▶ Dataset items
▬▬▬▬▬▬▬▬▬▬

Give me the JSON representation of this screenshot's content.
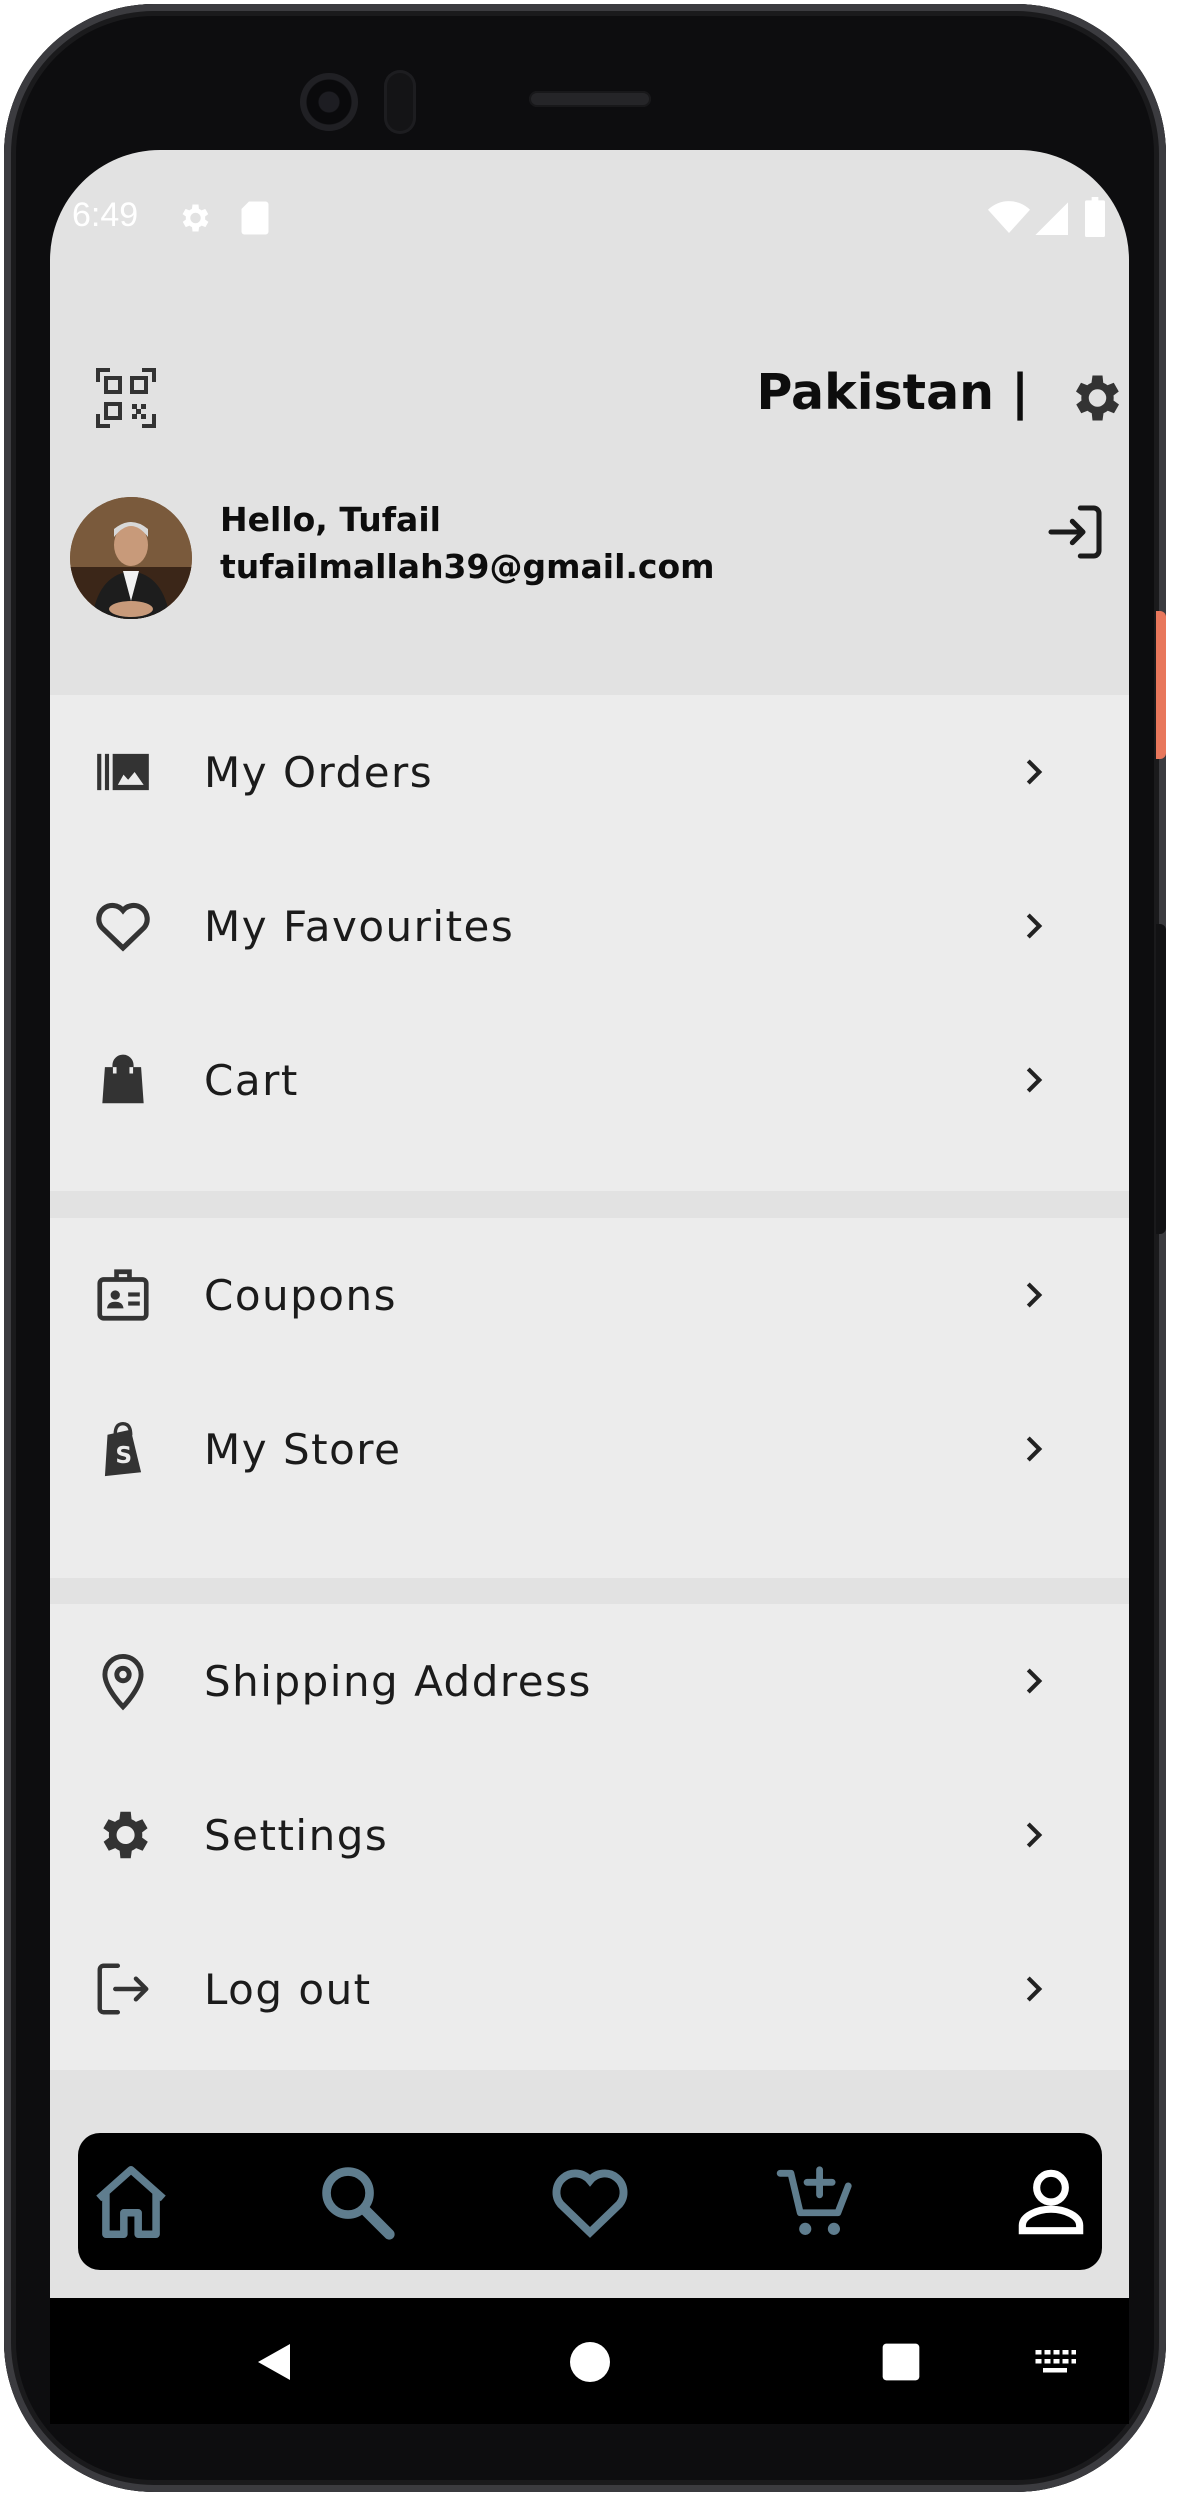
{
  "status_bar": {
    "time": "6:49",
    "icons": [
      "gear-icon",
      "sd-card-icon",
      "wifi-icon",
      "signal-icon",
      "battery-icon"
    ]
  },
  "header": {
    "country_label": "Pakistan |",
    "qr_icon": "qr-scan-icon",
    "settings_icon": "gear-icon"
  },
  "profile": {
    "greeting": "Hello, Tufail",
    "email": "tufailmallah39@gmail.com",
    "login_icon": "login-icon"
  },
  "menu": {
    "groups": [
      [
        {
          "label": "My Orders",
          "icon": "photo-library-icon"
        },
        {
          "label": "My Favourites",
          "icon": "heart-outline-icon"
        },
        {
          "label": "Cart",
          "icon": "shopping-bag-icon"
        }
      ],
      [
        {
          "label": "Coupons",
          "icon": "id-badge-icon"
        },
        {
          "label": "My Store",
          "icon": "shopify-icon"
        }
      ],
      [
        {
          "label": "Shipping Address",
          "icon": "location-pin-icon"
        },
        {
          "label": "Settings",
          "icon": "gear-icon"
        },
        {
          "label": "Log out",
          "icon": "logout-icon"
        }
      ]
    ]
  },
  "bottom_nav": {
    "items": [
      "home-icon",
      "search-icon",
      "heart-icon",
      "add-to-cart-icon",
      "profile-icon"
    ],
    "active_index": 4,
    "inactive_color": "#5f7d8e",
    "active_color": "#ffffff"
  },
  "colors": {
    "menu_bg": "#ececec",
    "screen_bg": "#e2e2e2",
    "text": "#1b1b1b"
  }
}
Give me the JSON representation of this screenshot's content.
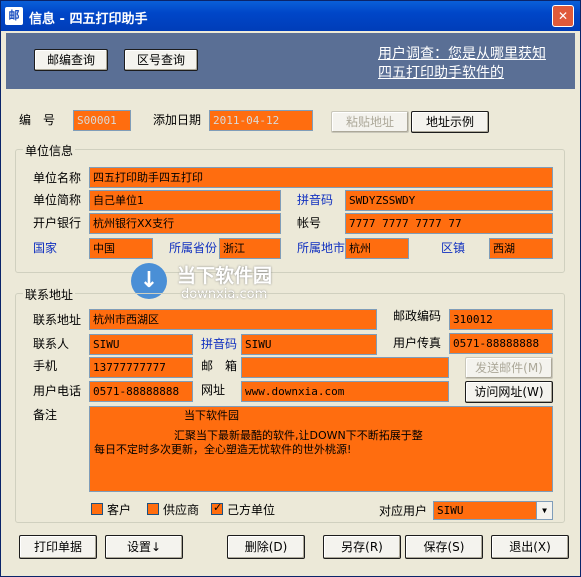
{
  "window": {
    "title": "信息 - 四五打印助手",
    "icon_text": "邮",
    "close_icon": "close-icon"
  },
  "banner": {
    "postcode_btn": "邮编查询",
    "areacode_btn": "区号查询",
    "survey_line1": "用户调查：您是从哪里获知",
    "survey_line2": "四五打印助手软件的"
  },
  "top": {
    "number_label": "编　号",
    "number_value": "S00001",
    "date_label": "添加日期",
    "date_value": "2011-04-12",
    "paste_btn": "粘贴地址",
    "example_btn": "地址示例"
  },
  "unit": {
    "legend": "单位信息",
    "name_label": "单位名称",
    "name_value": "四五打印助手四五打印",
    "short_label": "单位简称",
    "short_value": "自己单位1",
    "pinyin_label": "拼音码",
    "pinyin_value": "SWDYZSSWDY",
    "bank_label": "开户银行",
    "bank_value": "杭州银行XX支行",
    "account_label": "帐号",
    "account_value": "7777 7777 7777 77",
    "country_label": "国家",
    "country_value": "中国",
    "province_label": "所属省份",
    "province_value": "浙江",
    "city_label": "所属地市",
    "city_value": "杭州",
    "district_label": "区镇",
    "district_value": "西湖"
  },
  "contact": {
    "legend": "联系地址",
    "address_label": "联系地址",
    "address_value": "杭州市西湖区",
    "postcode_label": "邮政编码",
    "postcode_value": "310012",
    "person_label": "联系人",
    "person_value": "SIWU",
    "pinyin_label": "拼音码",
    "pinyin_value": "SIWU",
    "fax_label": "用户传真",
    "fax_value": "0571-88888888",
    "mobile_label": "手机",
    "mobile_value": "13777777777",
    "email_label": "邮　箱",
    "email_value": "",
    "send_mail_btn": "发送邮件(M)",
    "phone_label": "用户电话",
    "phone_value": "0571-88888888",
    "website_label": "网址",
    "website_value": "www.downxia.com",
    "visit_btn": "访问网址(W)",
    "memo_label": "备注",
    "memo_line1": "当下软件园",
    "memo_line2": "汇聚当下最新最酷的软件,让DOWN下不断拓展于整",
    "memo_line3": "每日不定时多次更新，全心塑造无忧软件的世外桃源!"
  },
  "flags": {
    "customer_label": "客户",
    "customer_checked": false,
    "supplier_label": "供应商",
    "supplier_checked": false,
    "self_label": "己方单位",
    "self_checked": true,
    "user_label": "对应用户",
    "user_value": "SIWU"
  },
  "bottom": {
    "print_btn": "打印单据",
    "settings_btn": "设置↓",
    "delete_btn": "删除(D)",
    "saveas_btn": "另存(R)",
    "save_btn": "保存(S)",
    "exit_btn": "退出(X)"
  },
  "watermark": {
    "title": "当下软件园",
    "sub": "downxia.com"
  },
  "colors": {
    "field_bg": "#ff6d0f",
    "banner_bg": "#5a6f95",
    "label_blue": "#1030c0"
  }
}
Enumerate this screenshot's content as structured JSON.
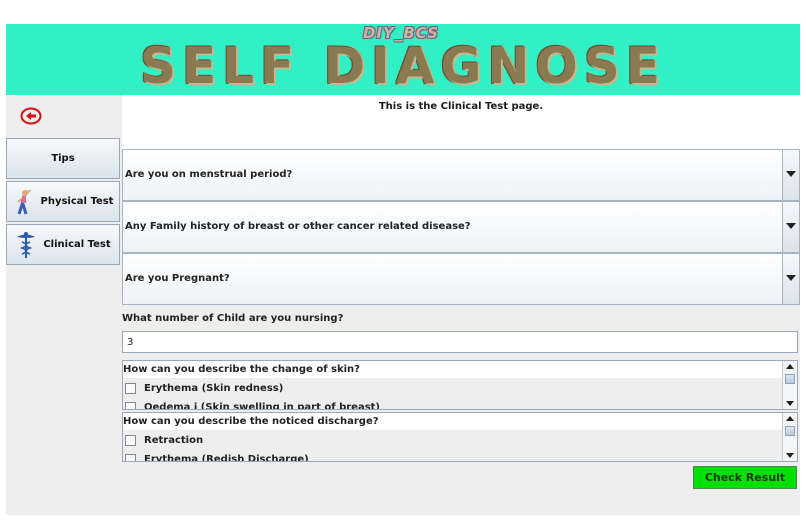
{
  "header": {
    "brand_small": "DIY_BCS",
    "brand_big": "SELF DIAGNOSE",
    "background": "#32f0c5"
  },
  "sidebar": {
    "back_icon": "back-arrow-icon",
    "items": [
      {
        "label": "Tips"
      },
      {
        "label": "Physical Test",
        "icon": "exercise-figure-icon"
      },
      {
        "label": "Clinical Test",
        "icon": "caduceus-icon"
      }
    ]
  },
  "main": {
    "page_title": "This is the Clinical Test page.",
    "questions": [
      {
        "label": "Are you on menstrual period?"
      },
      {
        "label": "Any Family history of breast or other cancer related disease?"
      },
      {
        "label": "Are you Pregnant?"
      }
    ],
    "nursing": {
      "label": "What number of Child are you nursing?",
      "value": "3"
    },
    "skin": {
      "question": "How can you describe the change of skin?",
      "options": [
        "Erythema (Skin redness)",
        "Oedema i (Skin swelling in part of breast)"
      ]
    },
    "discharge": {
      "question": "How can you describe the noticed discharge?",
      "options": [
        "Retraction",
        "Erythema (Redish Discharge)"
      ]
    },
    "check_result_label": "Check Result",
    "check_result_color": "#00e000"
  }
}
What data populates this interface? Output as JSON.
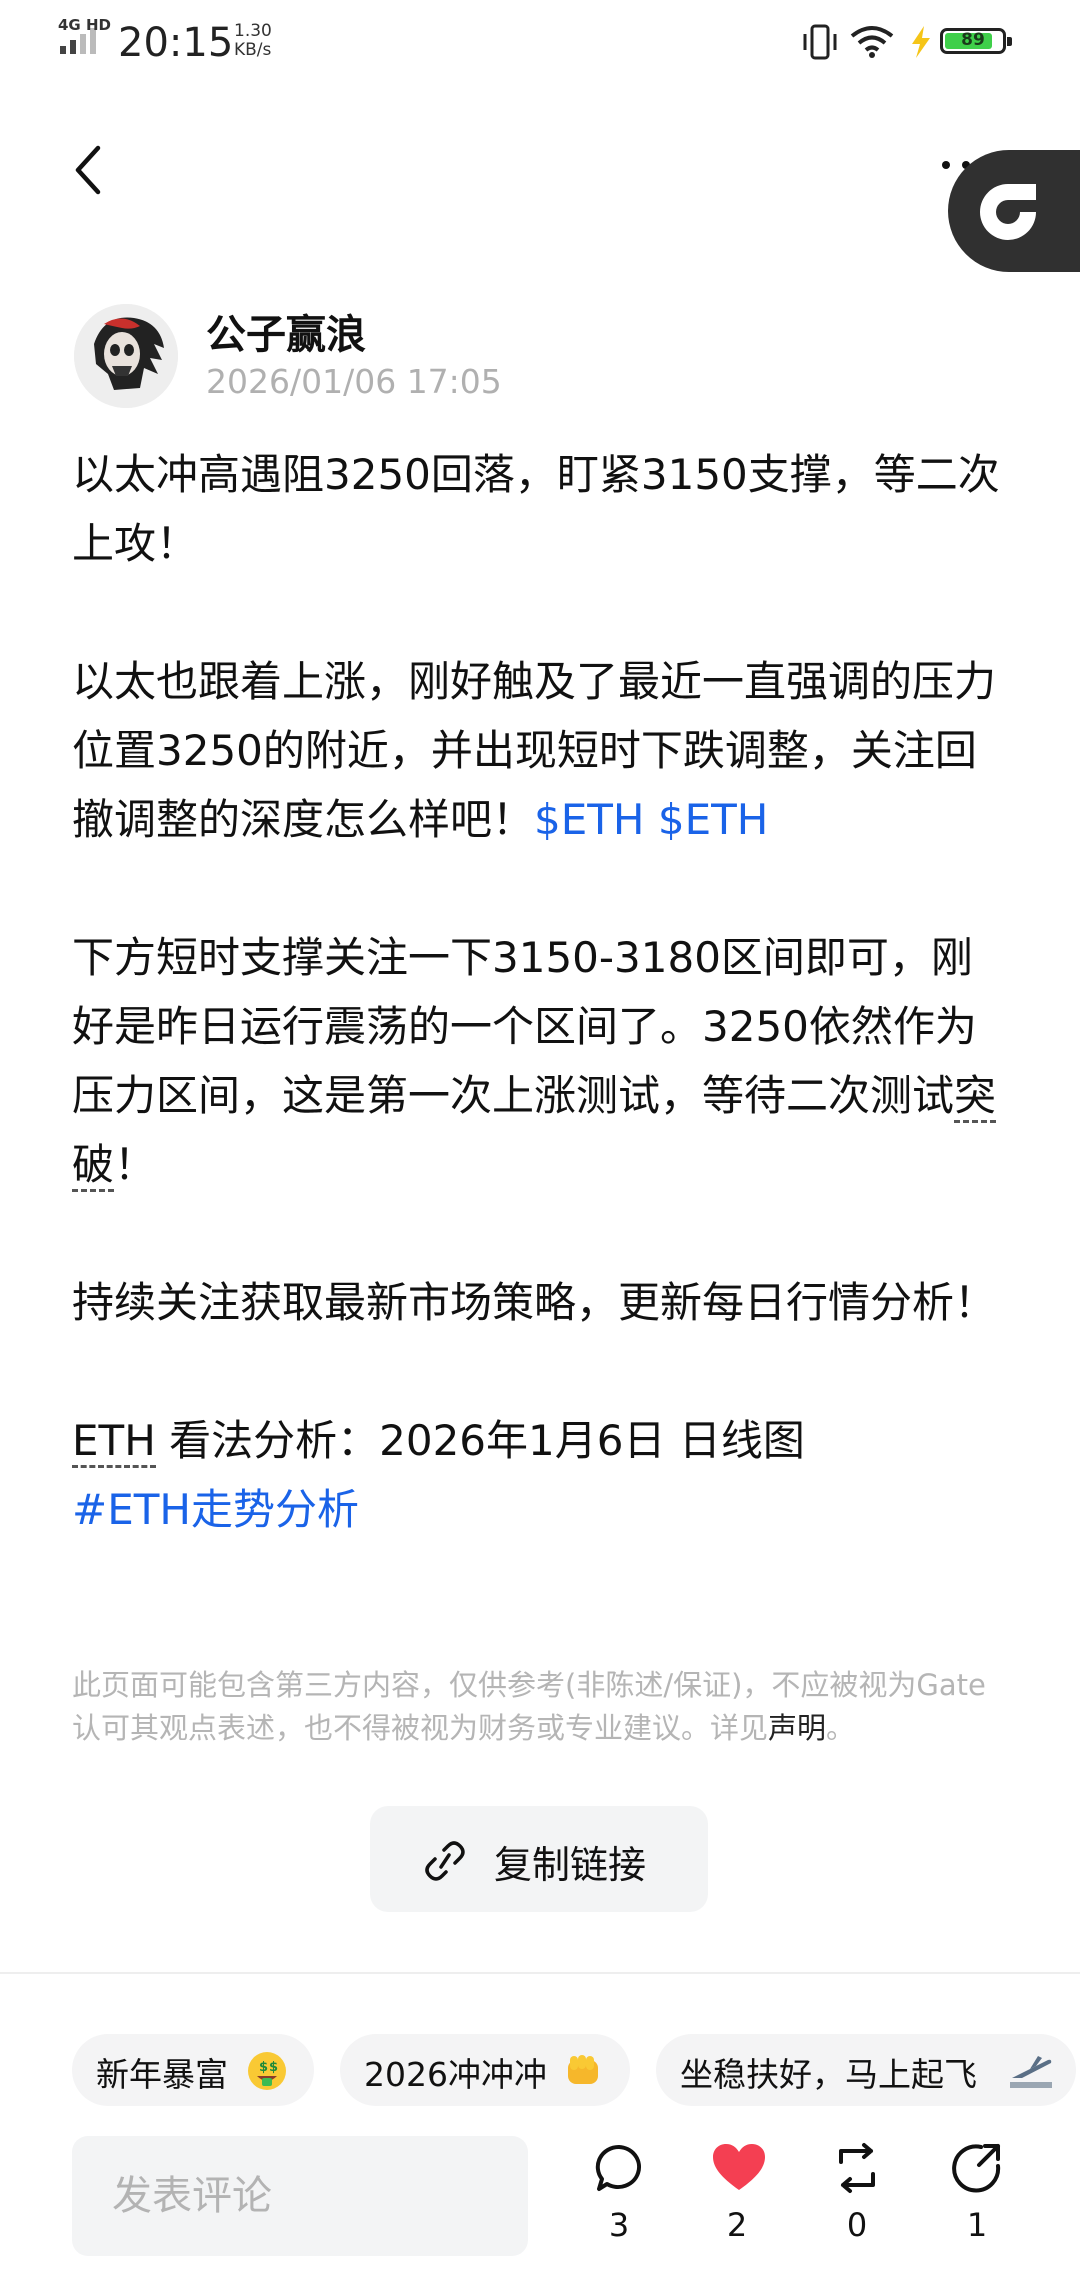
{
  "status_bar": {
    "network": "4G HD",
    "time": "20:15",
    "speed_value": "1.30",
    "speed_unit": "KB/s",
    "battery": "89"
  },
  "post": {
    "author": "公子赢浪",
    "timestamp": "2026/01/06 17:05",
    "paragraph1": "以太冲高遇阻3250回落，盯紧3150支撑，等二次上攻！",
    "paragraph2": "以太也跟着上涨，刚好触及了最近一直强调的压力位置3250的附近，并出现短时下跌调整，关注回撤调整的深度怎么样吧！",
    "tag_eth_1": "$ETH",
    "tag_eth_2": "$ETH",
    "paragraph3_a": "下方短时支撑关注一下3150-3180区间即可，刚好是昨日运行震荡的一个区间了。3250依然作为压力区间，这是第一次上涨测试，等待二次测试",
    "paragraph3_b": "突破",
    "paragraph3_c": "！",
    "paragraph4": "持续关注获取最新市场策略，更新每日行情分析！",
    "eth_term": "ETH",
    "paragraph5": " 看法分析：2026年1月6日 日线图",
    "hashtag": "#ETH走势分析"
  },
  "disclaimer": {
    "text": "此页面可能包含第三方内容，仅供参考(非陈述/保证)，不应被视为Gate认可其观点表述，也不得被视为财务或专业建议。详见",
    "link": "声明",
    "end": "。"
  },
  "copy_link": {
    "label": "复制链接"
  },
  "chips": [
    {
      "label": "新年暴富"
    },
    {
      "label": "2026冲冲冲"
    },
    {
      "label": "坐稳扶好，马上起飞"
    }
  ],
  "comment": {
    "placeholder": "发表评论"
  },
  "actions": {
    "comment_count": "3",
    "like_count": "2",
    "repost_count": "0",
    "share_count": "1"
  },
  "colors": {
    "link_blue": "#1a63e8",
    "like_red": "#f43f52",
    "battery_green": "#3fcf4a"
  }
}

▬▬▬▬▬▬▬▬▬▬

On how many lines does the word "gear" appear? Answer with only the number.

▶ Completed task
3